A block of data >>

######

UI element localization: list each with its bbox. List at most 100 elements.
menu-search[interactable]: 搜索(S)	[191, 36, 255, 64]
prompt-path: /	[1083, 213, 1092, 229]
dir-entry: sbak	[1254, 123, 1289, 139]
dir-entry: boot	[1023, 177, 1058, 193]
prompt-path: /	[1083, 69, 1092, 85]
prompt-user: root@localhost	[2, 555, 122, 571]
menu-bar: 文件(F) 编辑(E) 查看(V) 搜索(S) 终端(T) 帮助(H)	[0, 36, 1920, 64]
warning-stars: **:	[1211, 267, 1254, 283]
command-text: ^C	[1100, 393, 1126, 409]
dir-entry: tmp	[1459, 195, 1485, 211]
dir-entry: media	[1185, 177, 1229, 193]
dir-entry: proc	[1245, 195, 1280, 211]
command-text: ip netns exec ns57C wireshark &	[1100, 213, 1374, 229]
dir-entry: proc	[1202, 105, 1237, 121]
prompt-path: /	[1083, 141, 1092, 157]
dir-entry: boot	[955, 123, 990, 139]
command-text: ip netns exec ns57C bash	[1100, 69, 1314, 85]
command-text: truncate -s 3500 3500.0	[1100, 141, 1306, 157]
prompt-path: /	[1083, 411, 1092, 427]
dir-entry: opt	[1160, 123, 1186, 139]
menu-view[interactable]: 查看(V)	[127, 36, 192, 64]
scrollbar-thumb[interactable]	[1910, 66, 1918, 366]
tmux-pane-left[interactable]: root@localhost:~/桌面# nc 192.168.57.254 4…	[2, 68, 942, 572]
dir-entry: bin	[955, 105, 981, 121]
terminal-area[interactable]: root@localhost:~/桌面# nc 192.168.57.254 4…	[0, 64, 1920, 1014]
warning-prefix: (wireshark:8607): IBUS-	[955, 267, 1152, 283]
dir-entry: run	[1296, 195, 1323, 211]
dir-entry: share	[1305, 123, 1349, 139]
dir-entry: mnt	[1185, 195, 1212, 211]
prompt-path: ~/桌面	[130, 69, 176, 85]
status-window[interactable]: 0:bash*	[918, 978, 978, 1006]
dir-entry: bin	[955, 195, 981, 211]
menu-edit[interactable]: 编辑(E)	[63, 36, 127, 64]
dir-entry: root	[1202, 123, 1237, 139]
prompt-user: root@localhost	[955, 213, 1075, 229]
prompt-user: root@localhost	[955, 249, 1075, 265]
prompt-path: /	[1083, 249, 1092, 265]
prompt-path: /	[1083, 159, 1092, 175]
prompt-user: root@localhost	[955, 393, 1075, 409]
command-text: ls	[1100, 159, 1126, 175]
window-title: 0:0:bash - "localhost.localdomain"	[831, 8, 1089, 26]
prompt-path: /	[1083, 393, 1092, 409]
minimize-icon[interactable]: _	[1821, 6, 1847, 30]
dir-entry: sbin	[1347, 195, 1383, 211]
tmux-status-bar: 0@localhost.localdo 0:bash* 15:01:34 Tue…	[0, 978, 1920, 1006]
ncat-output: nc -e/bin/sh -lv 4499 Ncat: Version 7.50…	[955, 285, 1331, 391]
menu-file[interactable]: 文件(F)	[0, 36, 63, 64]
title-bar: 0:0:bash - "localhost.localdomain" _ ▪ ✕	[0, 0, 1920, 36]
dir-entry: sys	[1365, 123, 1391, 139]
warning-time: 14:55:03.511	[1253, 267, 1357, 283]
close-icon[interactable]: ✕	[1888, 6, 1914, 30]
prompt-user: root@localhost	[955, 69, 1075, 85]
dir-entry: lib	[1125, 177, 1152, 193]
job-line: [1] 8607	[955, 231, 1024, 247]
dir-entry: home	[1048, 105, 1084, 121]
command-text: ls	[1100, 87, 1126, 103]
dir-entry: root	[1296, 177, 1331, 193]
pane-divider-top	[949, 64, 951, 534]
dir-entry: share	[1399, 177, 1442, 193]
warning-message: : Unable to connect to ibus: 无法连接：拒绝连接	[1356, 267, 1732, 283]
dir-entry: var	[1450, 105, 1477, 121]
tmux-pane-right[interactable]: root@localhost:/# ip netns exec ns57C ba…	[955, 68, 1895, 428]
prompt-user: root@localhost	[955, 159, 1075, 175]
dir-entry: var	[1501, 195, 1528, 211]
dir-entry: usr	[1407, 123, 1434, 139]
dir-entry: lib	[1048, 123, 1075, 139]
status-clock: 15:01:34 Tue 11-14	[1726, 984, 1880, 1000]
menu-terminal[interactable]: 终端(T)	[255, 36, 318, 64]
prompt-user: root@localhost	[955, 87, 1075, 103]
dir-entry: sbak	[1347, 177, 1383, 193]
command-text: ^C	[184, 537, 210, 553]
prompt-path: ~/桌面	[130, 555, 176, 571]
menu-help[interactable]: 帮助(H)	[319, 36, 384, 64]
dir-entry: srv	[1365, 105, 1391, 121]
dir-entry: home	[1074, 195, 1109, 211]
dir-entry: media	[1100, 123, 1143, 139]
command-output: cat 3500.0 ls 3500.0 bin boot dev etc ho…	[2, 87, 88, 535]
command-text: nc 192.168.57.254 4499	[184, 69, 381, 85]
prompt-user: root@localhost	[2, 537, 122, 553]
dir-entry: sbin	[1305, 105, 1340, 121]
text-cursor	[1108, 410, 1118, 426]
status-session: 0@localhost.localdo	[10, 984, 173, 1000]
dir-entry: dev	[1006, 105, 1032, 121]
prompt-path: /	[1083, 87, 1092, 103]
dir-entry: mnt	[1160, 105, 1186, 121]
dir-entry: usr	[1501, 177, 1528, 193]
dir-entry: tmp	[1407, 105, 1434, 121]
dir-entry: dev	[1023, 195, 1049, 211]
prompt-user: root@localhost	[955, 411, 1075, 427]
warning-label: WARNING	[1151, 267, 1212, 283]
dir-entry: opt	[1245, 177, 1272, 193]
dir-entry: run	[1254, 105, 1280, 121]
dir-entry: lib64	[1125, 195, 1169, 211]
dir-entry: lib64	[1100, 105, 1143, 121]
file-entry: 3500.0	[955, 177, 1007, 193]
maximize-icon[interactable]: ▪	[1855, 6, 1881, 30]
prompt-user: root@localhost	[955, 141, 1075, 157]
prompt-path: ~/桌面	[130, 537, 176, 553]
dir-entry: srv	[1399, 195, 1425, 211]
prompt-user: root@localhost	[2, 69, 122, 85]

######

How many lines in the listing above contain the string "proc"? Reply with the number alone.

2